Transcribe the material verbatim in full; the pictures do not belong in the copy.

- Provided records
——————
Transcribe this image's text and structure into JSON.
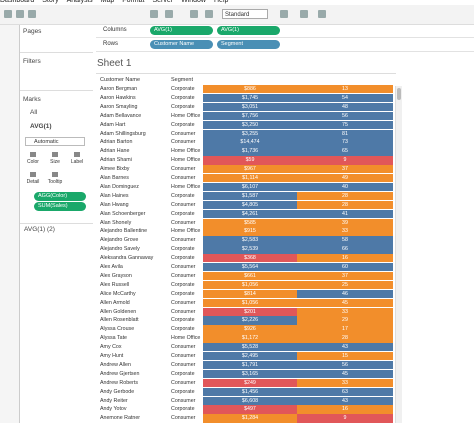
{
  "menu": [
    "Dashboard",
    "Story",
    "Analysis",
    "Map",
    "Format",
    "Server",
    "Window",
    "Help"
  ],
  "toolbar": {
    "mark_size": "Standard"
  },
  "left_panel": {
    "pages": "Pages",
    "filters": "Filters",
    "marks": "Marks",
    "marks_all": "All",
    "marks_card": "AVG(1)",
    "mark_type": "Automatic",
    "buttons": [
      "Color",
      "Size",
      "Label",
      "Detail",
      "Tooltip"
    ],
    "pills": [
      "AGG(Color)",
      "SUM(Sales)"
    ],
    "second_card": "AVG(1) (2)"
  },
  "shelves": {
    "columns_label": "Columns",
    "columns": [
      "AVG(1)",
      "AVG(1)"
    ],
    "rows_label": "Rows",
    "rows": [
      "Customer Name",
      "Segment"
    ]
  },
  "sheet_title": "Sheet 1",
  "table": {
    "headers": [
      "Customer Name",
      "Segment"
    ],
    "colors": {
      "red": "#e15759",
      "orange": "#f28e2b",
      "blue": "#4e79a7"
    },
    "rows": [
      [
        "Aaron Bergman",
        "Corporate",
        "$886",
        "orange",
        "13",
        "orange"
      ],
      [
        "Aaron Hawkins",
        "Corporate",
        "$1,745",
        "blue",
        "54",
        "blue"
      ],
      [
        "Aaron Smayling",
        "Corporate",
        "$3,051",
        "blue",
        "48",
        "blue"
      ],
      [
        "Adam Bellavance",
        "Home Office",
        "$7,756",
        "blue",
        "56",
        "blue"
      ],
      [
        "Adam Hart",
        "Corporate",
        "$3,250",
        "blue",
        "75",
        "blue"
      ],
      [
        "Adam Shillingsburg",
        "Consumer",
        "$3,255",
        "blue",
        "81",
        "blue"
      ],
      [
        "Adrian Barton",
        "Consumer",
        "$14,474",
        "blue",
        "73",
        "blue"
      ],
      [
        "Adrian Hane",
        "Home Office",
        "$1,736",
        "blue",
        "65",
        "blue"
      ],
      [
        "Adrian Shami",
        "Home Office",
        "$59",
        "red",
        "9",
        "red"
      ],
      [
        "Aimee Bixby",
        "Consumer",
        "$967",
        "orange",
        "37",
        "orange"
      ],
      [
        "Alan Barnes",
        "Consumer",
        "$1,114",
        "orange",
        "49",
        "orange"
      ],
      [
        "Alan Dominguez",
        "Home Office",
        "$6,107",
        "blue",
        "40",
        "blue"
      ],
      [
        "Alan Haines",
        "Corporate",
        "$1,587",
        "blue",
        "28",
        "orange"
      ],
      [
        "Alan Hwang",
        "Consumer",
        "$4,805",
        "blue",
        "28",
        "orange"
      ],
      [
        "Alan Schoenberger",
        "Corporate",
        "$4,261",
        "blue",
        "41",
        "blue"
      ],
      [
        "Alan Shonely",
        "Consumer",
        "$585",
        "orange",
        "39",
        "orange"
      ],
      [
        "Alejandro Ballentine",
        "Home Office",
        "$915",
        "orange",
        "33",
        "orange"
      ],
      [
        "Alejandro Grove",
        "Consumer",
        "$2,583",
        "blue",
        "58",
        "blue"
      ],
      [
        "Alejandro Savely",
        "Corporate",
        "$2,539",
        "blue",
        "66",
        "blue"
      ],
      [
        "Aleksandra Gannaway",
        "Corporate",
        "$368",
        "red",
        "16",
        "orange"
      ],
      [
        "Alex Avila",
        "Consumer",
        "$5,564",
        "blue",
        "60",
        "blue"
      ],
      [
        "Alex Grayson",
        "Consumer",
        "$661",
        "orange",
        "37",
        "orange"
      ],
      [
        "Alex Russell",
        "Corporate",
        "$1,056",
        "orange",
        "25",
        "orange"
      ],
      [
        "Alice McCarthy",
        "Corporate",
        "$814",
        "orange",
        "46",
        "blue"
      ],
      [
        "Allen Armold",
        "Consumer",
        "$1,056",
        "orange",
        "45",
        "orange"
      ],
      [
        "Allen Goldenen",
        "Consumer",
        "$201",
        "red",
        "33",
        "orange"
      ],
      [
        "Allen Rosenblatt",
        "Corporate",
        "$2,226",
        "blue",
        "29",
        "orange"
      ],
      [
        "Alyssa Crouse",
        "Corporate",
        "$926",
        "orange",
        "17",
        "orange"
      ],
      [
        "Alyssa Tate",
        "Home Office",
        "$1,172",
        "orange",
        "28",
        "orange"
      ],
      [
        "Amy Cox",
        "Consumer",
        "$5,528",
        "blue",
        "43",
        "blue"
      ],
      [
        "Amy Hunt",
        "Consumer",
        "$2,495",
        "blue",
        "15",
        "orange"
      ],
      [
        "Andrew Allen",
        "Consumer",
        "$1,791",
        "blue",
        "56",
        "blue"
      ],
      [
        "Andrew Gjertsen",
        "Corporate",
        "$3,165",
        "blue",
        "45",
        "blue"
      ],
      [
        "Andrew Roberts",
        "Consumer",
        "$249",
        "red",
        "33",
        "orange"
      ],
      [
        "Andy Gerbode",
        "Corporate",
        "$1,456",
        "blue",
        "63",
        "blue"
      ],
      [
        "Andy Reiter",
        "Consumer",
        "$6,608",
        "blue",
        "43",
        "blue"
      ],
      [
        "Andy Yotov",
        "Corporate",
        "$497",
        "red",
        "16",
        "orange"
      ],
      [
        "Anemone Ratner",
        "Consumer",
        "$1,284",
        "orange",
        "9",
        "red"
      ]
    ]
  }
}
——————
- Answer below
Transcribe this image's text and structure into JSON.
{
  "menu": [
    "Dashboard",
    "Story",
    "Analysis",
    "Map",
    "Format",
    "Server",
    "Window",
    "Help"
  ],
  "toolbar": {
    "mark_size": "Standard"
  },
  "left_panel": {
    "pages": "Pages",
    "filters": "Filters",
    "marks": "Marks",
    "marks_all": "All",
    "marks_card": "AVG(1)",
    "mark_type": "Automatic",
    "buttons": [
      "Color",
      "Size",
      "Label",
      "Detail",
      "Tooltip"
    ],
    "pills": [
      "AGG(Color)",
      "SUM(Sales)"
    ],
    "second_card": "AVG(1) (2)"
  },
  "shelves": {
    "columns_label": "Columns",
    "columns": [
      "AVG(1)",
      "AVG(1)"
    ],
    "rows_label": "Rows",
    "rows": [
      "Customer Name",
      "Segment"
    ]
  },
  "sheet_title": "Sheet 1",
  "table": {
    "headers": [
      "Customer Name",
      "Segment"
    ],
    "colors": {
      "red": "#e15759",
      "orange": "#f28e2b",
      "blue": "#4e79a7"
    },
    "rows": [
      [
        "Aaron Bergman",
        "Corporate",
        "$886",
        "orange",
        "13",
        "orange"
      ],
      [
        "Aaron Hawkins",
        "Corporate",
        "$1,745",
        "blue",
        "54",
        "blue"
      ],
      [
        "Aaron Smayling",
        "Corporate",
        "$3,051",
        "blue",
        "48",
        "blue"
      ],
      [
        "Adam Bellavance",
        "Home Office",
        "$7,756",
        "blue",
        "56",
        "blue"
      ],
      [
        "Adam Hart",
        "Corporate",
        "$3,250",
        "blue",
        "75",
        "blue"
      ],
      [
        "Adam Shillingsburg",
        "Consumer",
        "$3,255",
        "blue",
        "81",
        "blue"
      ],
      [
        "Adrian Barton",
        "Consumer",
        "$14,474",
        "blue",
        "73",
        "blue"
      ],
      [
        "Adrian Hane",
        "Home Office",
        "$1,736",
        "blue",
        "65",
        "blue"
      ],
      [
        "Adrian Shami",
        "Home Office",
        "$59",
        "red",
        "9",
        "red"
      ],
      [
        "Aimee Bixby",
        "Consumer",
        "$967",
        "orange",
        "37",
        "orange"
      ],
      [
        "Alan Barnes",
        "Consumer",
        "$1,114",
        "orange",
        "49",
        "orange"
      ],
      [
        "Alan Dominguez",
        "Home Office",
        "$6,107",
        "blue",
        "40",
        "blue"
      ],
      [
        "Alan Haines",
        "Corporate",
        "$1,587",
        "blue",
        "28",
        "orange"
      ],
      [
        "Alan Hwang",
        "Consumer",
        "$4,805",
        "blue",
        "28",
        "orange"
      ],
      [
        "Alan Schoenberger",
        "Corporate",
        "$4,261",
        "blue",
        "41",
        "blue"
      ],
      [
        "Alan Shonely",
        "Consumer",
        "$585",
        "orange",
        "39",
        "orange"
      ],
      [
        "Alejandro Ballentine",
        "Home Office",
        "$915",
        "orange",
        "33",
        "orange"
      ],
      [
        "Alejandro Grove",
        "Consumer",
        "$2,583",
        "blue",
        "58",
        "blue"
      ],
      [
        "Alejandro Savely",
        "Corporate",
        "$2,539",
        "blue",
        "66",
        "blue"
      ],
      [
        "Aleksandra Gannaway",
        "Corporate",
        "$368",
        "red",
        "16",
        "orange"
      ],
      [
        "Alex Avila",
        "Consumer",
        "$5,564",
        "blue",
        "60",
        "blue"
      ],
      [
        "Alex Grayson",
        "Consumer",
        "$661",
        "orange",
        "37",
        "orange"
      ],
      [
        "Alex Russell",
        "Corporate",
        "$1,056",
        "orange",
        "25",
        "orange"
      ],
      [
        "Alice McCarthy",
        "Corporate",
        "$814",
        "orange",
        "46",
        "blue"
      ],
      [
        "Allen Armold",
        "Consumer",
        "$1,056",
        "orange",
        "45",
        "orange"
      ],
      [
        "Allen Goldenen",
        "Consumer",
        "$201",
        "red",
        "33",
        "orange"
      ],
      [
        "Allen Rosenblatt",
        "Corporate",
        "$2,226",
        "blue",
        "29",
        "orange"
      ],
      [
        "Alyssa Crouse",
        "Corporate",
        "$926",
        "orange",
        "17",
        "orange"
      ],
      [
        "Alyssa Tate",
        "Home Office",
        "$1,172",
        "orange",
        "28",
        "orange"
      ],
      [
        "Amy Cox",
        "Consumer",
        "$5,528",
        "blue",
        "43",
        "blue"
      ],
      [
        "Amy Hunt",
        "Consumer",
        "$2,495",
        "blue",
        "15",
        "orange"
      ],
      [
        "Andrew Allen",
        "Consumer",
        "$1,791",
        "blue",
        "56",
        "blue"
      ],
      [
        "Andrew Gjertsen",
        "Corporate",
        "$3,165",
        "blue",
        "45",
        "blue"
      ],
      [
        "Andrew Roberts",
        "Consumer",
        "$249",
        "red",
        "33",
        "orange"
      ],
      [
        "Andy Gerbode",
        "Corporate",
        "$1,456",
        "blue",
        "63",
        "blue"
      ],
      [
        "Andy Reiter",
        "Consumer",
        "$6,608",
        "blue",
        "43",
        "blue"
      ],
      [
        "Andy Yotov",
        "Corporate",
        "$497",
        "red",
        "16",
        "orange"
      ],
      [
        "Anemone Ratner",
        "Consumer",
        "$1,284",
        "orange",
        "9",
        "red"
      ]
    ]
  }
}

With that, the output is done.